#### [EXERCISE DESCRIPTION]
Copy each line with the word "Conditions" in it.

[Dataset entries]
* * *
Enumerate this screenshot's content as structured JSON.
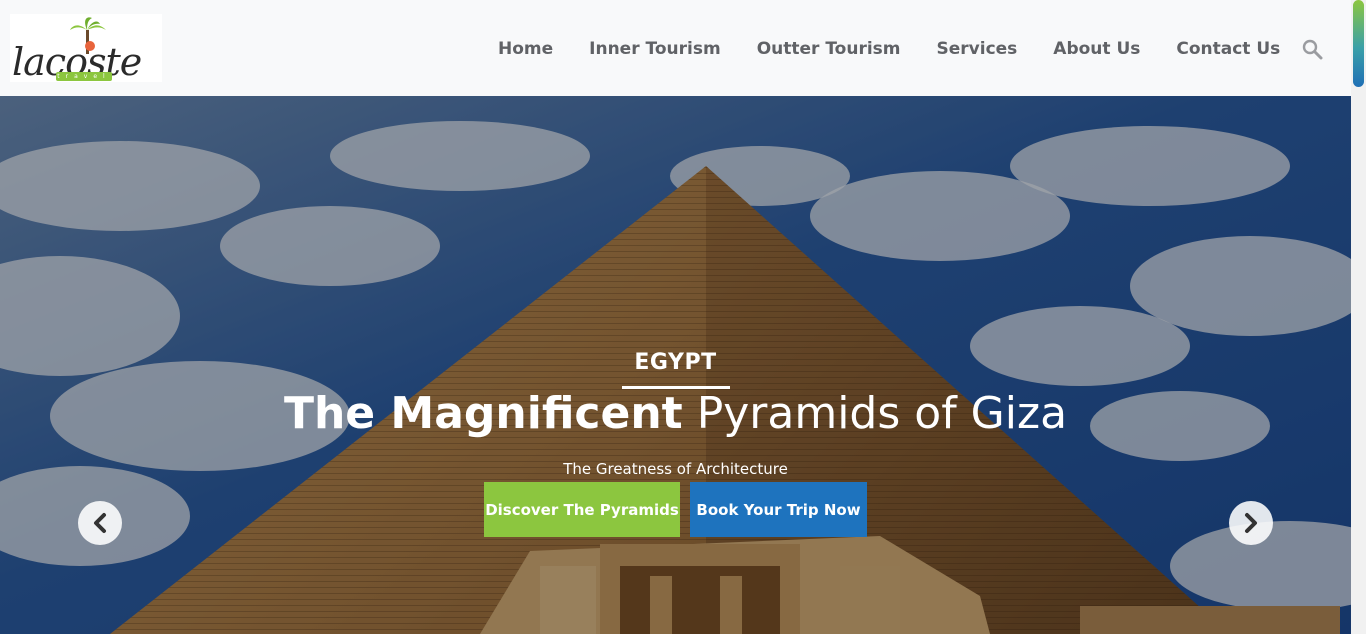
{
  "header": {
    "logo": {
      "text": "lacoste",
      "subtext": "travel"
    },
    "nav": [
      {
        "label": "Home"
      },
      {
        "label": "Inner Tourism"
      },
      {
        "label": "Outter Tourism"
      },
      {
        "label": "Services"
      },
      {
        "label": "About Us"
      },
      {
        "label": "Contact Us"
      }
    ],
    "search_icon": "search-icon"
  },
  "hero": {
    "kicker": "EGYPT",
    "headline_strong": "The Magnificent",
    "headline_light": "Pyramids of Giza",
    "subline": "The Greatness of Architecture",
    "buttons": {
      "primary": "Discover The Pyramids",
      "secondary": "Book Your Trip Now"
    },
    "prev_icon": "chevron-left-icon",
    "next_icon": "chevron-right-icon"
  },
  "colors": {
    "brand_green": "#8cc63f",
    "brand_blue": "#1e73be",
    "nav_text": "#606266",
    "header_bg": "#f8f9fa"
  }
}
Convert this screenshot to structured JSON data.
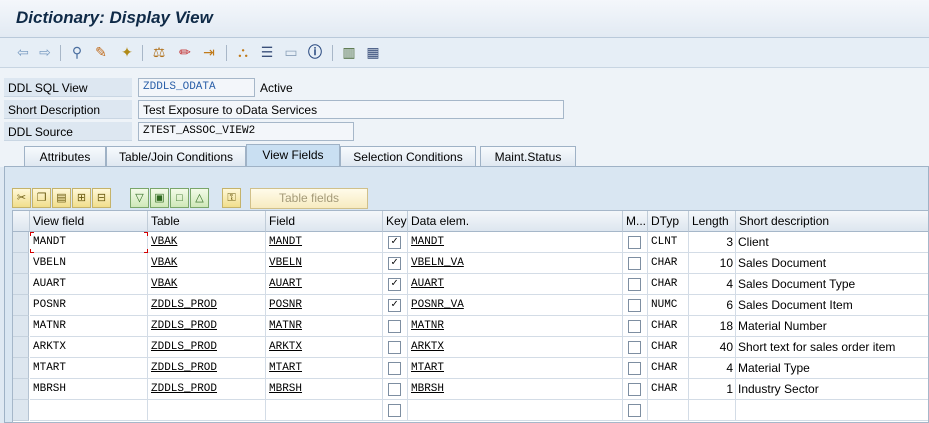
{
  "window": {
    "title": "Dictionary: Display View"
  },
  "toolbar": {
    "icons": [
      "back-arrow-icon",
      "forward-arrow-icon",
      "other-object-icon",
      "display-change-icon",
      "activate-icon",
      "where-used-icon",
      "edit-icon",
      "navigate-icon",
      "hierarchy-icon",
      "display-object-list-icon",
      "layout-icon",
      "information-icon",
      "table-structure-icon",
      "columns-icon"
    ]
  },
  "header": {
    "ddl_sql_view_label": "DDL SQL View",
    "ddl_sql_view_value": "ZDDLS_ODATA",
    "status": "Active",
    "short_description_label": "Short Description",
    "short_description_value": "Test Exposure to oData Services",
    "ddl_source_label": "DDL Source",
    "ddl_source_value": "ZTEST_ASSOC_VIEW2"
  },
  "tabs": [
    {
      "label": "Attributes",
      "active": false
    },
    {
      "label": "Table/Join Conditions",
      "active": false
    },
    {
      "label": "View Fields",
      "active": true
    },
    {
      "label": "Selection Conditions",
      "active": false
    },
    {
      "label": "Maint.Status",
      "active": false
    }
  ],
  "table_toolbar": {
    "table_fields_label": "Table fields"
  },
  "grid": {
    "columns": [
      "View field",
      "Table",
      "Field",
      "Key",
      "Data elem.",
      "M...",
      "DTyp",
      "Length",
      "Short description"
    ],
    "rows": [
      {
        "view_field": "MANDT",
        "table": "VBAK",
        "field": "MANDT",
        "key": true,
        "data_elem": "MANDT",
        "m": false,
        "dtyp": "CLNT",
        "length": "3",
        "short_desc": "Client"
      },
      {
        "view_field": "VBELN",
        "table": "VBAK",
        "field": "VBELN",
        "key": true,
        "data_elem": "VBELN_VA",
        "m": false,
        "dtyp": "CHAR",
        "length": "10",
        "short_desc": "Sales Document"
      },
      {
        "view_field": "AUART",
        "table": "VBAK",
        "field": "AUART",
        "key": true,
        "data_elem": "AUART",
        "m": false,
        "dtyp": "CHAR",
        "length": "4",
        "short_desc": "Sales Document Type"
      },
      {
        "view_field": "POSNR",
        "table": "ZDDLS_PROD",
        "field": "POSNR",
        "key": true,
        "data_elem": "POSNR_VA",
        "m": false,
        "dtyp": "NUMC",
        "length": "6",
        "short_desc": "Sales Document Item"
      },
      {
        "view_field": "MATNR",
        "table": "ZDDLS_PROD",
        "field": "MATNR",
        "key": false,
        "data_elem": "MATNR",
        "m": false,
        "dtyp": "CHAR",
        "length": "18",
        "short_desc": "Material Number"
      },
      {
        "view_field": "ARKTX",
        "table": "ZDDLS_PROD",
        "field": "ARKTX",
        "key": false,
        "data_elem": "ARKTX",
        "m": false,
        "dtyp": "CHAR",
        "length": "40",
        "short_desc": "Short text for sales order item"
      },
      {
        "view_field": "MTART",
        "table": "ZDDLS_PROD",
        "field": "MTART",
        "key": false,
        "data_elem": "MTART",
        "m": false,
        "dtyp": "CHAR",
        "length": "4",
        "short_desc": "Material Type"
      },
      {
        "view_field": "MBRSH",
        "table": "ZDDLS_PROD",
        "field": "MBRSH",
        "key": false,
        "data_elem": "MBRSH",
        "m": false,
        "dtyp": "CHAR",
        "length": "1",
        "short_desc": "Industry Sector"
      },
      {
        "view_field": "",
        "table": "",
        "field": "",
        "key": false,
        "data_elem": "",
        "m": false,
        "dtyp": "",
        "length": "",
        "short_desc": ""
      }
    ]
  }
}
* * *
#### [OUTPUT]
      "label": "Table/Join Conditions",
      "label": "Selection Conditions",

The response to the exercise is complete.